* start Given data *

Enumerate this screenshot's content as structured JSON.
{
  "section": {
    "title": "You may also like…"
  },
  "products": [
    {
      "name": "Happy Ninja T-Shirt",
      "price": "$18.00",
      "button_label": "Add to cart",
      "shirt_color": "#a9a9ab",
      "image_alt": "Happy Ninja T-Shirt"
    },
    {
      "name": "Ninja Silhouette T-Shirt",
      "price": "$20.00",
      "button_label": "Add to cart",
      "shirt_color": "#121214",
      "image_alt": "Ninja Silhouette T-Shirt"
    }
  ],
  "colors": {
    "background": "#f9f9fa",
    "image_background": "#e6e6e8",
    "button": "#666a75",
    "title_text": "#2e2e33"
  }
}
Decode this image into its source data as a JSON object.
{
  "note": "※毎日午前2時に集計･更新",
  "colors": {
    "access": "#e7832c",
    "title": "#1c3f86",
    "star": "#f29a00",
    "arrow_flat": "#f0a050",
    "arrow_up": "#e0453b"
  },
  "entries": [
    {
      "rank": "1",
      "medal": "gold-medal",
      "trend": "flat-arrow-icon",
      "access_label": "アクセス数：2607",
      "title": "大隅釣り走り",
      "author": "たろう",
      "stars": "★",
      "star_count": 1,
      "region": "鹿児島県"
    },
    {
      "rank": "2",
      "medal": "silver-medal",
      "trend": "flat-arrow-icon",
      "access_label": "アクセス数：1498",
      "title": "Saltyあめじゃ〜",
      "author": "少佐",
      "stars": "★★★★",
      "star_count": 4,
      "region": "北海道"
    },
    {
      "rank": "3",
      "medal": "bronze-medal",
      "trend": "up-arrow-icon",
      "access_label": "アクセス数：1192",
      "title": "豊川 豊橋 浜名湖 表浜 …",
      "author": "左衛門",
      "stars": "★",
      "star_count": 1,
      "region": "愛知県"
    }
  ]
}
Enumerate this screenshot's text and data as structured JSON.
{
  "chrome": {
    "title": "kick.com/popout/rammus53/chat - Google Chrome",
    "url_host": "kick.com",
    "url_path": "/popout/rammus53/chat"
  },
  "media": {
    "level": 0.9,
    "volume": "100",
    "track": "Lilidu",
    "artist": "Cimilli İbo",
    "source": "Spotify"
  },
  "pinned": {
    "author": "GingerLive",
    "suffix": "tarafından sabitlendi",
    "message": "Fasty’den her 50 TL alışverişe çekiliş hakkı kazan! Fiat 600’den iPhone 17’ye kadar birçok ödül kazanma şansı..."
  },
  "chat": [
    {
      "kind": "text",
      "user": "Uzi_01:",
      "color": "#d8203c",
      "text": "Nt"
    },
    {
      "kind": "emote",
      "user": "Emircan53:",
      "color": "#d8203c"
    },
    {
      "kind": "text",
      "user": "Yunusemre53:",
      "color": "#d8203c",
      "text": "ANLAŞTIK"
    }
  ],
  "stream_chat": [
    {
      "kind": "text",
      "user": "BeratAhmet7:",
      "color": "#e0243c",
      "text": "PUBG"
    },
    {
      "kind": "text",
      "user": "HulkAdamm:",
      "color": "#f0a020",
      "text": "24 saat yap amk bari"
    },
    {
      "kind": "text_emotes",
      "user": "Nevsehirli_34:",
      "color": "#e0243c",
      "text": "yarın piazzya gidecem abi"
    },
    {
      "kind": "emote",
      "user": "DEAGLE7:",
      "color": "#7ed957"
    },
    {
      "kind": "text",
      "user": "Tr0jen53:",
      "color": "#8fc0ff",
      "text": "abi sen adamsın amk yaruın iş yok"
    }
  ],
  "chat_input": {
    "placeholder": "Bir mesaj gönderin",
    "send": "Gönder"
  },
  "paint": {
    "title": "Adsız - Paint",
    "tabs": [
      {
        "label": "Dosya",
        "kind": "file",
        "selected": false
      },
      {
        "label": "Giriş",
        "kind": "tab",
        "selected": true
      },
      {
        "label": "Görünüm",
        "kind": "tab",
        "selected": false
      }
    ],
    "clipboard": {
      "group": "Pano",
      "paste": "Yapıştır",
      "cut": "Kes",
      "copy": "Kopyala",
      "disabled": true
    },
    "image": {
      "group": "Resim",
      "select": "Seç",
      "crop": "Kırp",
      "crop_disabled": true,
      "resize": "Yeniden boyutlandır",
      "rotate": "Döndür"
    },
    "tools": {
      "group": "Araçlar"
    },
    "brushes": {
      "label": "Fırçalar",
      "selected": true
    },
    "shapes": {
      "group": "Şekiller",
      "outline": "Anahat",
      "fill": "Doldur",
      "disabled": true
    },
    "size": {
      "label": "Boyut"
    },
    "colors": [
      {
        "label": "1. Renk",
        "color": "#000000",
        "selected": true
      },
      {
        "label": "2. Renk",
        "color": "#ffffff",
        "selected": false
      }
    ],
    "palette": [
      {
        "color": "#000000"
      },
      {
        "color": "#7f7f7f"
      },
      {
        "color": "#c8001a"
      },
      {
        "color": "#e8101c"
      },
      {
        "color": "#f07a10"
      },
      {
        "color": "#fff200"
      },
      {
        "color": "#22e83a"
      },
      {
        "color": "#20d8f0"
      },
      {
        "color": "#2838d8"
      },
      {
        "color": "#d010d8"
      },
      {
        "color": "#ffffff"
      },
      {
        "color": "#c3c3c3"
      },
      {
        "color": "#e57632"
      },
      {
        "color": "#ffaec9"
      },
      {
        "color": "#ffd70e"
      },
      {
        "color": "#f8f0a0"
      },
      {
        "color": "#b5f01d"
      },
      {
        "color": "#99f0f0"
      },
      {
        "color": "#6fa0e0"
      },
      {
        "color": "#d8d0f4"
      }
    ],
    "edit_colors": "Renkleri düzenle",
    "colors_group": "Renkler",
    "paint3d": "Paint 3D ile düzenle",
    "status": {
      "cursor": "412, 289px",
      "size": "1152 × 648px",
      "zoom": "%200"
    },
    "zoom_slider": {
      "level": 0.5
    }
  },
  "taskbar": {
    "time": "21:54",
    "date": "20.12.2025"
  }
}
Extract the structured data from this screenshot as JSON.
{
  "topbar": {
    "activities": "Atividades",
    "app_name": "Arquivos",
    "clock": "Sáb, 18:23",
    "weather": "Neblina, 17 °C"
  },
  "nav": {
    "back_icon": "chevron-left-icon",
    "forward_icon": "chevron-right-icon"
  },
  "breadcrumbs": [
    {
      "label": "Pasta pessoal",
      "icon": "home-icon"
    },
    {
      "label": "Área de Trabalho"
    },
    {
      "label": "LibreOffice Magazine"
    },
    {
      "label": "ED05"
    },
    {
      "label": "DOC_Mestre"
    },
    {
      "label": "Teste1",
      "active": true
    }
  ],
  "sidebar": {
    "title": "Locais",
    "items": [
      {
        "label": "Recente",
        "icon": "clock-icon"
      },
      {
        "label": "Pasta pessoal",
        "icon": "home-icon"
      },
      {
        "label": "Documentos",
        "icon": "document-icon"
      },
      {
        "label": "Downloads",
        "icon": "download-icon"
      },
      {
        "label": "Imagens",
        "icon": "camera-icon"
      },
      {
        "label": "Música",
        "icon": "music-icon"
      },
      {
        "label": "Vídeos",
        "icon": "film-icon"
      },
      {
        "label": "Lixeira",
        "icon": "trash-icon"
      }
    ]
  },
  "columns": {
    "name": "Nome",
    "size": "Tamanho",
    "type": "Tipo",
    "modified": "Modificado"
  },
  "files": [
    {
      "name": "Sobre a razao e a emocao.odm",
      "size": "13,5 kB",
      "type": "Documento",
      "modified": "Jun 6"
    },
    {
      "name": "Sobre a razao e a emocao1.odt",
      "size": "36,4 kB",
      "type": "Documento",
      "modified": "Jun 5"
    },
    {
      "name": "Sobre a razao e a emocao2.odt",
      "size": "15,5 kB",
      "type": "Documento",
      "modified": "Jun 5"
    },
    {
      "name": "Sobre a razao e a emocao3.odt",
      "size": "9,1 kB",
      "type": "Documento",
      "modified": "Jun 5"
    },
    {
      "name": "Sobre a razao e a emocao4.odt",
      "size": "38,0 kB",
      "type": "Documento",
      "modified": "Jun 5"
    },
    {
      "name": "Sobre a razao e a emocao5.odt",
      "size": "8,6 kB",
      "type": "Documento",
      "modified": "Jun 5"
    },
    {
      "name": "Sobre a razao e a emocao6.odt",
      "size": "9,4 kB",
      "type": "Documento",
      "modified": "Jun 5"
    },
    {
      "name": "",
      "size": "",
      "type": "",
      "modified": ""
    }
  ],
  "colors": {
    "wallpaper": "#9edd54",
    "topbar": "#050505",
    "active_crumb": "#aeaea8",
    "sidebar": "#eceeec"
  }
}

* end Given data *

Aim:
Identify every line holding the word "Enumerate" and copy it out.

The completed task:
Enumerate this screenshot's content as structured JSON.
Enumerate this screenshot's text and data as structured JSON.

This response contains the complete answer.